* begin STORED ROWS *

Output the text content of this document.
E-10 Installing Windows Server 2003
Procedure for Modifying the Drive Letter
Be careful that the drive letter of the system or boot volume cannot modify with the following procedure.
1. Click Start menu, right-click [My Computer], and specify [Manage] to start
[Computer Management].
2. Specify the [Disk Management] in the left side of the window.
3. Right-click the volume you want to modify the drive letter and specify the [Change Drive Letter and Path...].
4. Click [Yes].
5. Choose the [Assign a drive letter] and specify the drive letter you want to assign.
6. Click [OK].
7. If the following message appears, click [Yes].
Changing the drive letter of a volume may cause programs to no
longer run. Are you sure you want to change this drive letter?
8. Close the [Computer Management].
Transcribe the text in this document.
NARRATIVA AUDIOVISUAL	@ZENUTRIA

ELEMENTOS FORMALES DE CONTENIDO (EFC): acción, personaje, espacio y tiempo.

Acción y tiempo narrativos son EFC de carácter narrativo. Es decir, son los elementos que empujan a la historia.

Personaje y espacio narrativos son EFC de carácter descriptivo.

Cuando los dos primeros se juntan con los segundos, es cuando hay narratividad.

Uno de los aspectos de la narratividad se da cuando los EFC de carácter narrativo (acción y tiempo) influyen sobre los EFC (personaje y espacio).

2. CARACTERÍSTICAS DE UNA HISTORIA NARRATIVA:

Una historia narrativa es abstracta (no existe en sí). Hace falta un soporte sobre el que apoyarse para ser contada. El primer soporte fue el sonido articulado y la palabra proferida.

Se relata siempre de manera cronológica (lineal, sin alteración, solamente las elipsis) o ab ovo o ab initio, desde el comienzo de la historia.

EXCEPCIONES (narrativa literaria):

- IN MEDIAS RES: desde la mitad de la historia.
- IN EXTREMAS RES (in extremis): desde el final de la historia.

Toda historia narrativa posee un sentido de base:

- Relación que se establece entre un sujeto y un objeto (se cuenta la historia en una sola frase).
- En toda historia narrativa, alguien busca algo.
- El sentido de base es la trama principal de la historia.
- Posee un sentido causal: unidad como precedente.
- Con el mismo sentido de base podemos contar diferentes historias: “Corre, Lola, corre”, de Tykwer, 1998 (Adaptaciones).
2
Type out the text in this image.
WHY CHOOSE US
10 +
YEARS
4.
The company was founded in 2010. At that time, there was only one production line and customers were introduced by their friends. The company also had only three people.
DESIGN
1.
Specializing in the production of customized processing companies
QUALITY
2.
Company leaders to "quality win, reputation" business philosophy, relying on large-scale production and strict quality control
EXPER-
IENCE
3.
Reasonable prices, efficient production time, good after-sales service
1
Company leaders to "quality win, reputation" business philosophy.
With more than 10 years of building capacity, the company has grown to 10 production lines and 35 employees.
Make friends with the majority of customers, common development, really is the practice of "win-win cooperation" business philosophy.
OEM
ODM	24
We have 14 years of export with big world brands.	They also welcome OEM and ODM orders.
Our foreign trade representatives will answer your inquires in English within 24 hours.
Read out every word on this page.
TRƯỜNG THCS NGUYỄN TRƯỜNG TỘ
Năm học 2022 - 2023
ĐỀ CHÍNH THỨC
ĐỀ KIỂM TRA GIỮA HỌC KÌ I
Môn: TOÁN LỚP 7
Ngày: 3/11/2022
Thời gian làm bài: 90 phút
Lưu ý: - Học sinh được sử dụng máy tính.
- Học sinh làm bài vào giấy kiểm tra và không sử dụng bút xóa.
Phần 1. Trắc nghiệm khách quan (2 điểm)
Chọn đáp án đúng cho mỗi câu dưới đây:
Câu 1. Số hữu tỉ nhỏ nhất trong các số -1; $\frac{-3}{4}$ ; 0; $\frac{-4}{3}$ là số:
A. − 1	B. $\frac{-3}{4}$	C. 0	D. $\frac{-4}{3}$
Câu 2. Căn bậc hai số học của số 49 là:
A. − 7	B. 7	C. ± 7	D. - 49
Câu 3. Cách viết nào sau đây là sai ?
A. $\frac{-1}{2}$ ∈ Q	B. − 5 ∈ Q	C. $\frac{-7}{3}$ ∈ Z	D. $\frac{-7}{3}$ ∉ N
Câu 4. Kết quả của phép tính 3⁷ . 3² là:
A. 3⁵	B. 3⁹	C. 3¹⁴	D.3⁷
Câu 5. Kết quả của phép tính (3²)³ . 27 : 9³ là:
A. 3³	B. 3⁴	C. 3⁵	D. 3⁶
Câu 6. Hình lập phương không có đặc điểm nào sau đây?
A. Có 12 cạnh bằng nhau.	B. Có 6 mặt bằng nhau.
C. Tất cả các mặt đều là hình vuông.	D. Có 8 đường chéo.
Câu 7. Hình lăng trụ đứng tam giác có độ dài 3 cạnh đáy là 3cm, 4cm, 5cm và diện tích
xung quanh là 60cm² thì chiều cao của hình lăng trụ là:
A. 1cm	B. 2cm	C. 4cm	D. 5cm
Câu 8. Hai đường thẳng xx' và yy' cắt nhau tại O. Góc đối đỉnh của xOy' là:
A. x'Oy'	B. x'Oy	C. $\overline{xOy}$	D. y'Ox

* end STORED ROWS *

§ **EXERCISE DESCRIPTION**
Please list every line of the records that contains "this".

§ **PROBLEM SOLUTION**
Output the text content of this document.
longer run. Are you sure you want to change this drive letter?
Transcribe the text in this document.
Type out the text in this image.
Read out every word on this page.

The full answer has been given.